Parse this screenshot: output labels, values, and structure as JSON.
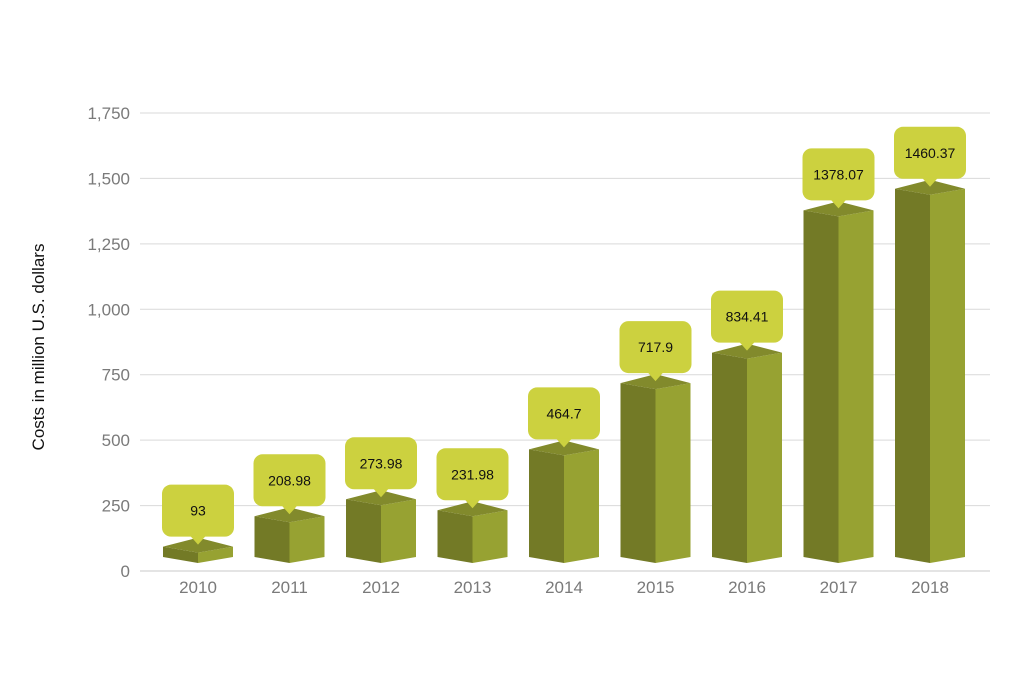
{
  "chart_data": {
    "type": "bar",
    "categories": [
      "2010",
      "2011",
      "2012",
      "2013",
      "2014",
      "2015",
      "2016",
      "2017",
      "2018"
    ],
    "values": [
      93,
      208.98,
      273.98,
      231.98,
      464.7,
      717.9,
      834.41,
      1378.07,
      1460.37
    ],
    "data_labels": [
      "93",
      "208.98",
      "273.98",
      "231.98",
      "464.7",
      "717.9",
      "834.41",
      "1378.07",
      "1460.37"
    ],
    "ylabel": "Costs in million U.S. dollars",
    "xlabel": "",
    "ylim": [
      0,
      1750
    ],
    "yticks": [
      0,
      250,
      500,
      750,
      1000,
      1250,
      1500,
      1750
    ],
    "ytick_labels": [
      "0",
      "250",
      "500",
      "750",
      "1,000",
      "1,250",
      "1,500",
      "1,750"
    ],
    "grid": true,
    "legend": "none",
    "colors": {
      "bar_front": "#737a26",
      "bar_side": "#97a232",
      "bar_top": "#828a2c",
      "callout": "#ccd13f",
      "grid": "#d9d9d9"
    }
  }
}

SET EXERCISE
Of the lines in the material, how many include "values"? Respond with the number alone.

SOLUTION FOR THIS TASK
2